Aim |
In the entries that follow, find the word "rank" and report each line it is on.

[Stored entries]
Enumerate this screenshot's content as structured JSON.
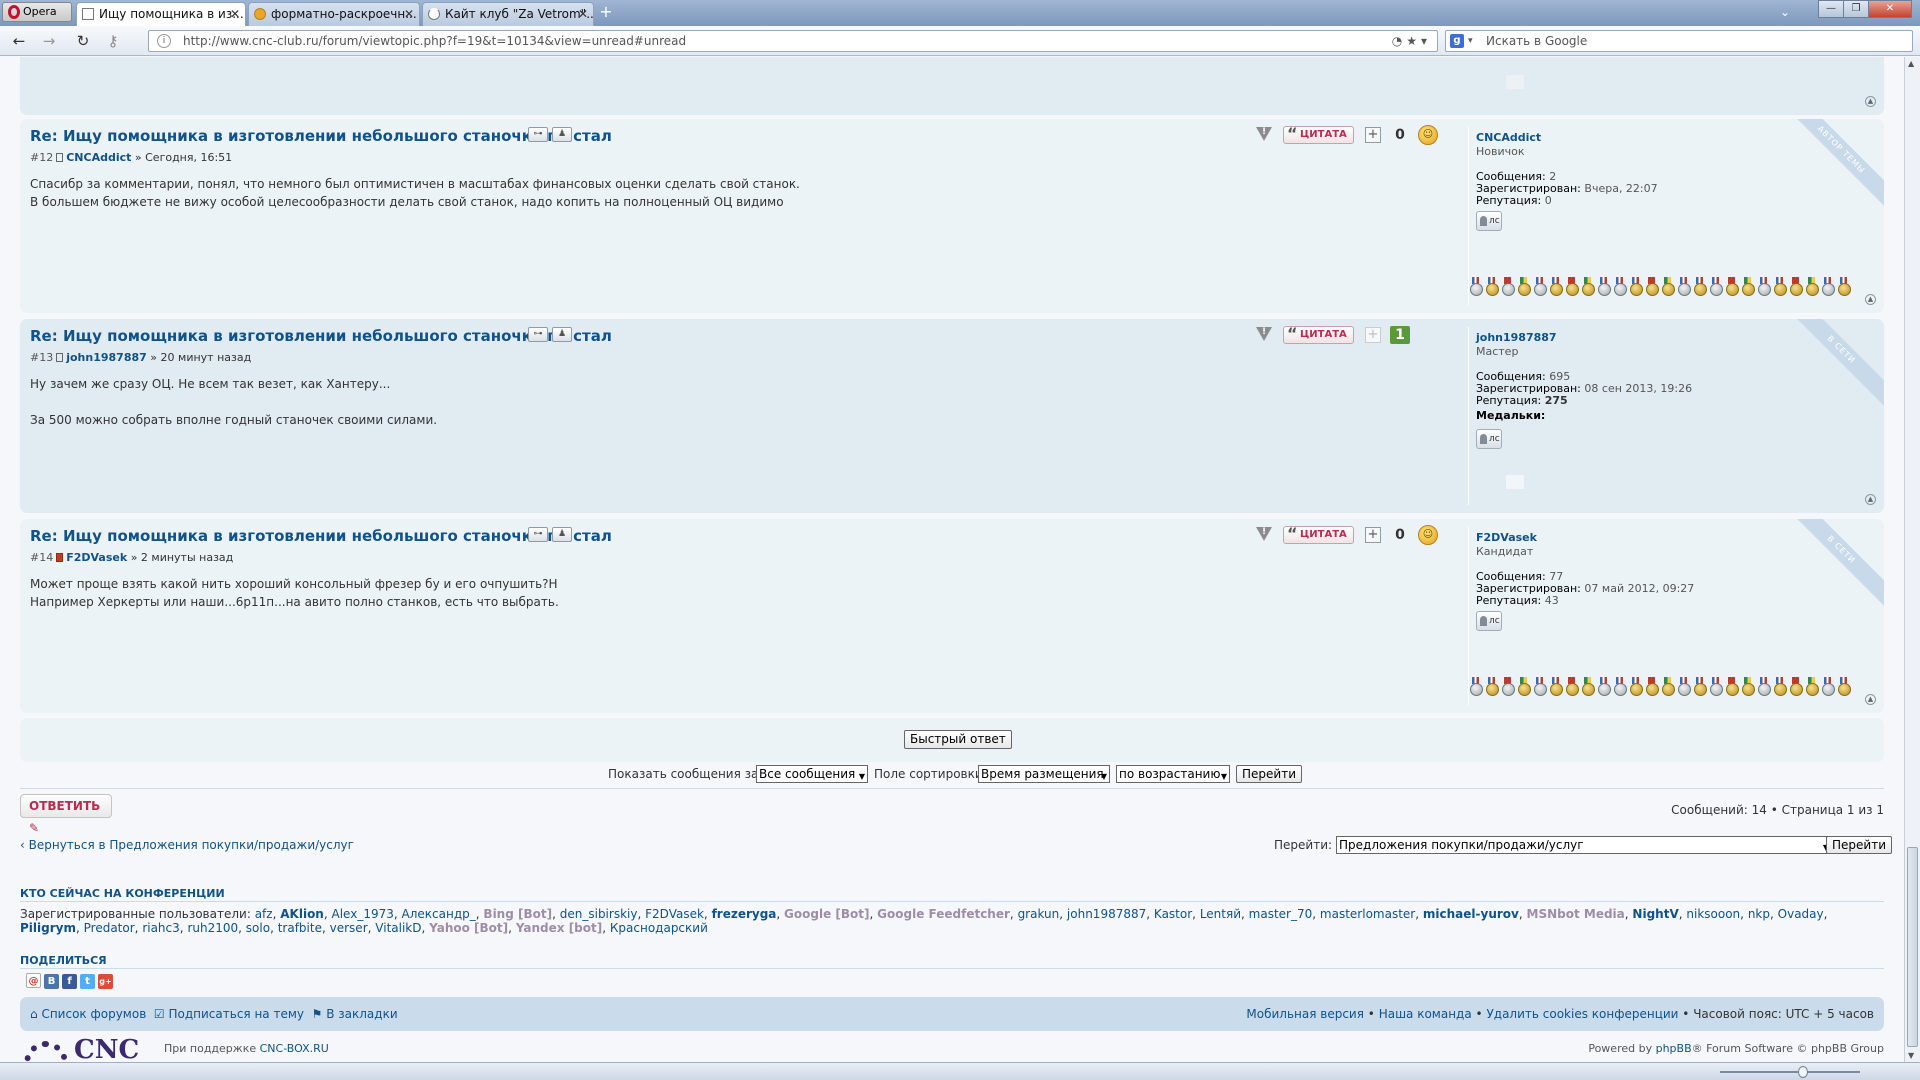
{
  "browser": {
    "menu_label": "Opera",
    "tabs": [
      {
        "title": "Ищу помощника в из..."
      },
      {
        "title": "форматно-раскроечн..."
      },
      {
        "title": "Кайт клуб \"Za Vetrom\"..."
      }
    ],
    "url": "http://www.cnc-club.ru/forum/viewtopic.php?f=19&t=10134&view=unread#unread",
    "search_placeholder": "Искать в Google"
  },
  "posts": [
    {
      "title": "Re: Ищу помощника в изготовлении небольшого станочка по стал",
      "number": "#12",
      "author": "CNCAddict",
      "time": "» Сегодня, 16:51",
      "body": [
        "Спасибр за комментарии, понял, что немного был оптимистичен в масштабах финансовых оценки сделать свой станок.",
        "В большем бюджете не вижу особой целесообразности делать свой станок, надо копить на полноценный ОЦ видимо"
      ],
      "quote_label": "ЦИТАТА",
      "rating": "0",
      "profile": {
        "name": "CNCAddict",
        "rank": "Новичок",
        "stats": [
          {
            "k": "Сообщения:",
            "v": "2"
          },
          {
            "k": "Зарегистрирован:",
            "v": "Вчера, 22:07"
          },
          {
            "k": "Репутация:",
            "v": "0"
          }
        ],
        "pm_label": "лс",
        "ribbon": "АВТОР ТЕМЫ"
      }
    },
    {
      "title": "Re: Ищу помощника в изготовлении небольшого станочка по стал",
      "number": "#13",
      "author": "john1987887",
      "time": "» 20 минут назад",
      "body": [
        "Ну зачем же сразу ОЦ. Не всем так везет, как Хантеру...",
        "",
        "За 500 можно собрать вполне годный станочек своими силами."
      ],
      "quote_label": "ЦИТАТА",
      "rating": "1",
      "profile": {
        "name": "john1987887",
        "rank": "Мастер",
        "stats": [
          {
            "k": "Сообщения:",
            "v": "695"
          },
          {
            "k": "Зарегистрирован:",
            "v": "08 сен 2013, 19:26"
          },
          {
            "k": "Репутация:",
            "v": "275"
          },
          {
            "k": "Медальки:",
            "v": ""
          }
        ],
        "pm_label": "лс",
        "ribbon": "В СЕТИ"
      }
    },
    {
      "title": "Re: Ищу помощника в изготовлении небольшого станочка по стал",
      "number": "#14",
      "author": "F2DVasek",
      "time": "» 2 минуты назад",
      "body": [
        "Может проще взять какой нить хороший консольный фрезер бу и его очпушить?Н",
        "Например Херкерты или наши...6р11п...на авито полно станков, есть что выбрать."
      ],
      "quote_label": "ЦИТАТА",
      "rating": "0",
      "profile": {
        "name": "F2DVasek",
        "rank": "Кандидат",
        "stats": [
          {
            "k": "Сообщения:",
            "v": "77"
          },
          {
            "k": "Зарегистрирован:",
            "v": "07 май 2012, 09:27"
          },
          {
            "k": "Репутация:",
            "v": "43"
          }
        ],
        "pm_label": "лс",
        "ribbon": "В СЕТИ"
      }
    }
  ],
  "quick_reply_label": "Быстрый ответ",
  "sort": {
    "show_label": "Показать сообщения за:",
    "show_value": "Все сообщения",
    "sort_label": "Поле сортировки",
    "sort_value": "Время размещения",
    "order_value": "по возрастанию",
    "go_label": "Перейти"
  },
  "reply_label": "ОТВЕТИТЬ",
  "pagination": "Сообщений: 14 • Страница 1 из 1",
  "back_link": "Вернуться в Предложения покупки/продажи/услуг",
  "jump": {
    "label": "Перейти:",
    "value": "Предложения покупки/продажи/услуг",
    "go": "Перейти"
  },
  "online": {
    "heading": "КТО СЕЙЧАС НА КОНФЕРЕНЦИИ",
    "prefix": "Зарегистрированные пользователи:",
    "users": [
      {
        "n": "afz",
        "t": "u"
      },
      {
        "n": "AKlion",
        "t": "b"
      },
      {
        "n": "Alex_1973",
        "t": "u"
      },
      {
        "n": "Александр_",
        "t": "u"
      },
      {
        "n": "Bing [Bot]",
        "t": "bot"
      },
      {
        "n": "den_sibirskiy",
        "t": "u"
      },
      {
        "n": "F2DVasek",
        "t": "u"
      },
      {
        "n": "frezeryga",
        "t": "b"
      },
      {
        "n": "Google [Bot]",
        "t": "bot"
      },
      {
        "n": "Google Feedfetcher",
        "t": "bot"
      },
      {
        "n": "grakun",
        "t": "u"
      },
      {
        "n": "john1987887",
        "t": "u"
      },
      {
        "n": "Kastor",
        "t": "u"
      },
      {
        "n": "Lentяй",
        "t": "u"
      },
      {
        "n": "master_70",
        "t": "u"
      },
      {
        "n": "masterlomaster",
        "t": "u"
      },
      {
        "n": "michael-yurov",
        "t": "b"
      },
      {
        "n": "MSNbot Media",
        "t": "bot"
      },
      {
        "n": "NightV",
        "t": "b"
      },
      {
        "n": "niksooon",
        "t": "u"
      },
      {
        "n": "nkp",
        "t": "u"
      },
      {
        "n": "Ovaday",
        "t": "u"
      },
      {
        "n": "Piligrym",
        "t": "b"
      },
      {
        "n": "Predator",
        "t": "u"
      },
      {
        "n": "riahc3",
        "t": "u"
      },
      {
        "n": "ruh2100",
        "t": "u"
      },
      {
        "n": "solo",
        "t": "u"
      },
      {
        "n": "trafbite",
        "t": "u"
      },
      {
        "n": "verser",
        "t": "u"
      },
      {
        "n": "VitalikD",
        "t": "u"
      },
      {
        "n": "Yahoo [Bot]",
        "t": "bot"
      },
      {
        "n": "Yandex [bot]",
        "t": "bot"
      },
      {
        "n": "Краснодарский",
        "t": "u"
      }
    ]
  },
  "share": {
    "heading": "ПОДЕЛИТЬСЯ",
    "icons": [
      "В",
      "f",
      "t",
      "g+"
    ]
  },
  "footer": {
    "index": "Список форумов",
    "subscribe": "Подписаться на тему",
    "bookmark": "В закладки",
    "mobile": "Мобильная версия",
    "team": "Наша команда",
    "cookies": "Удалить cookies конференции",
    "timezone": "Часовой пояс: UTC + 5 часов",
    "logo": "CNC",
    "support_prefix": "При поддержке",
    "support_link": "CNC-BOX.RU",
    "powered_prefix": "Powered by",
    "powered_link": "phpBB",
    "powered_suffix": "® Forum Software © phpBB Group"
  },
  "colors": {
    "link": "#105289",
    "post_bg": "#e1ebf2",
    "post_bg_alt": "#ecf3f7",
    "quote": "#bc2a4d",
    "rep_positive": "#5a9a3b"
  }
}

Result for this task |
        "rank": "Новичок",
        "rank": "Мастер",
        "rank": "Кандидат",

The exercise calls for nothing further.